Quote all of the data that follows exactly as written, skipping the images.

— start Recorded information —

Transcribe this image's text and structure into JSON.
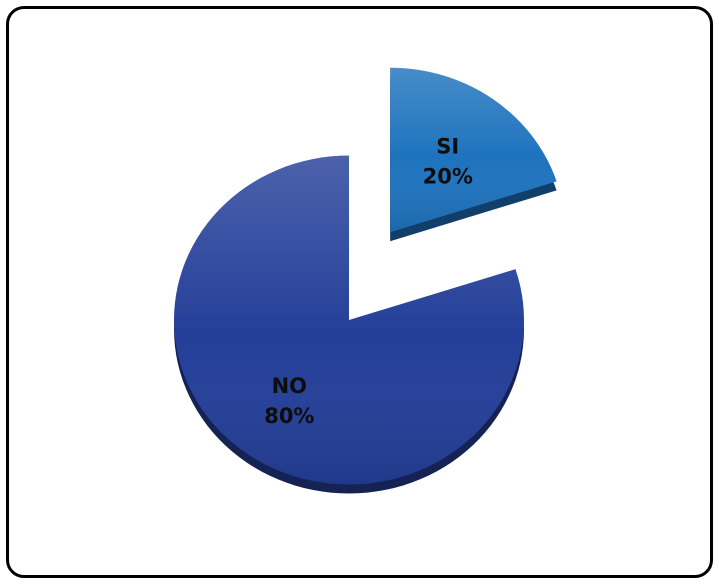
{
  "chart_data": {
    "type": "pie",
    "style": "3d-exploded",
    "title": "",
    "slices": [
      {
        "category": "SI",
        "value": 20,
        "percent_label": "20%",
        "color": "#1e73be",
        "exploded": true
      },
      {
        "category": "NO",
        "value": 80,
        "percent_label": "80%",
        "color": "#243f99",
        "exploded": false
      }
    ],
    "start_angle_deg": 0,
    "direction": "clockwise",
    "legend": "none"
  }
}
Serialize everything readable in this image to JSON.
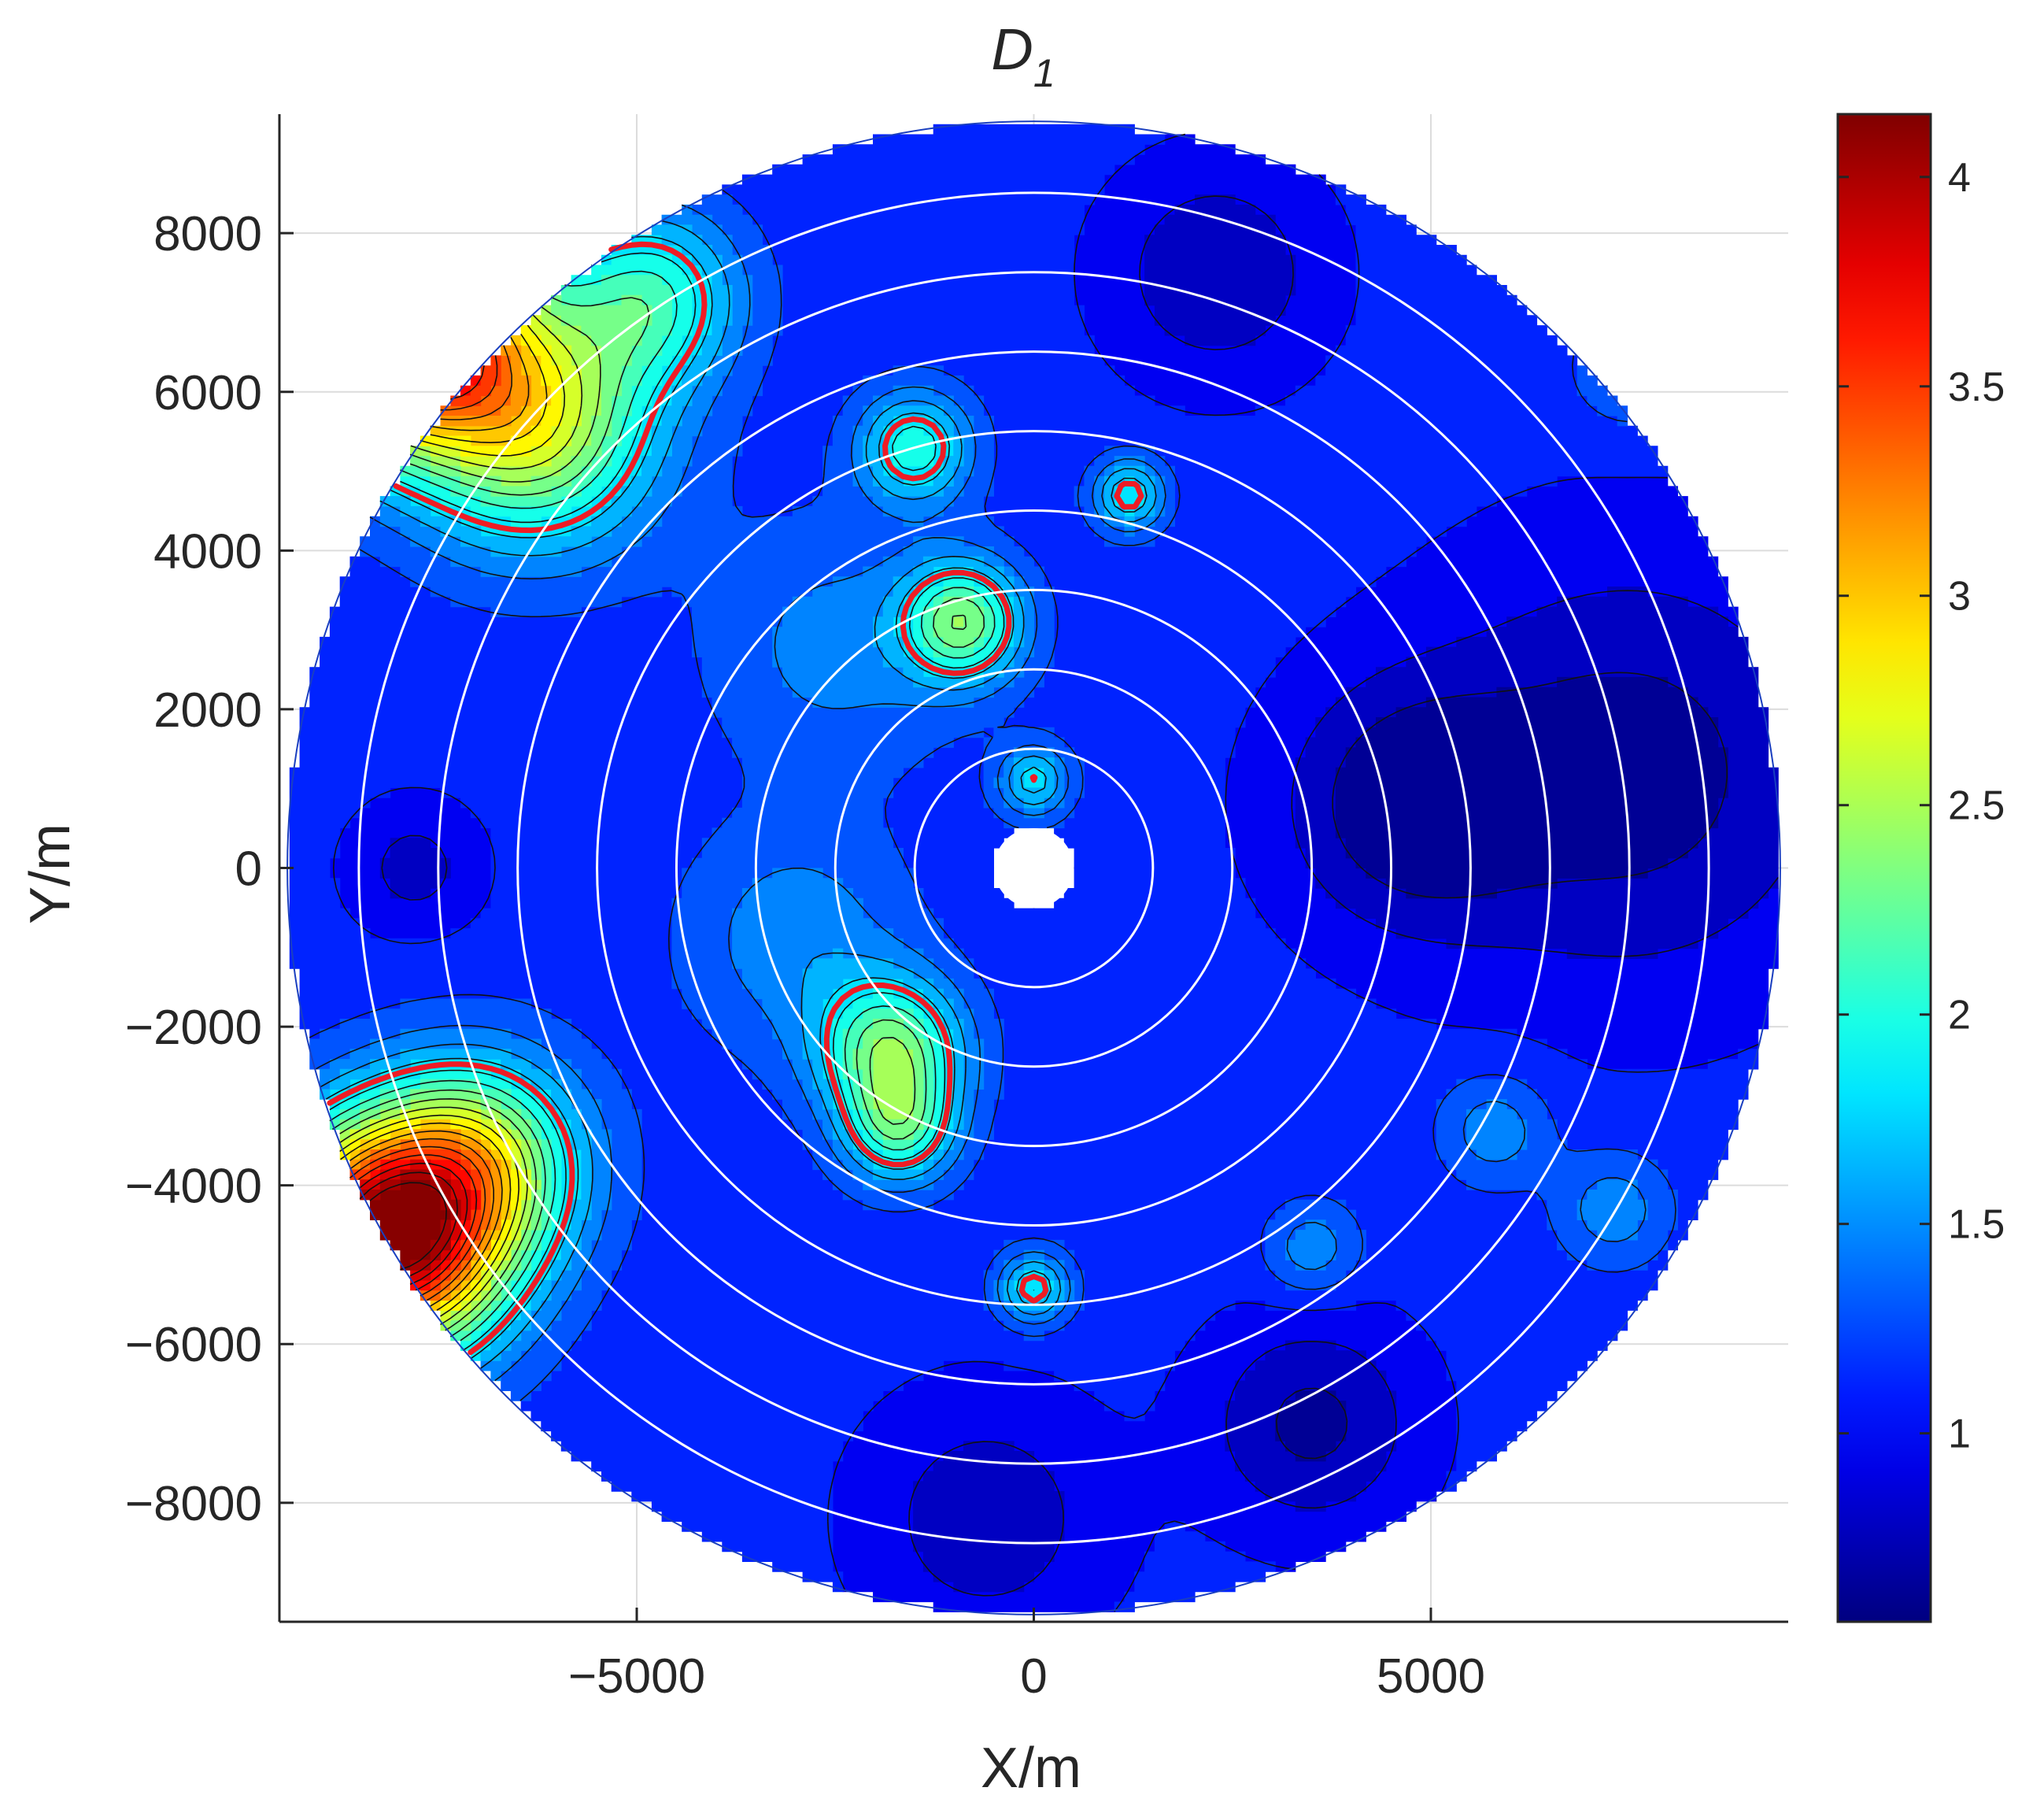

— end Recorded information —

__Answer to this task__.
Transcribe this image's text and structure into JSON.
{
  "chart_data": {
    "type": "pie",
    "style": "3d-exploded",
    "title": "",
    "slices": [
      {
        "category": "SI",
        "value": 20,
        "percent_label": "20%",
        "color": "#1e73be",
        "exploded": true
      },
      {
        "category": "NO",
        "value": 80,
        "percent_label": "80%",
        "color": "#243f99",
        "exploded": false
      }
    ],
    "start_angle_deg": 0,
    "direction": "clockwise",
    "legend": "none"
  }
}
Serialize everything readable in this image to JSON.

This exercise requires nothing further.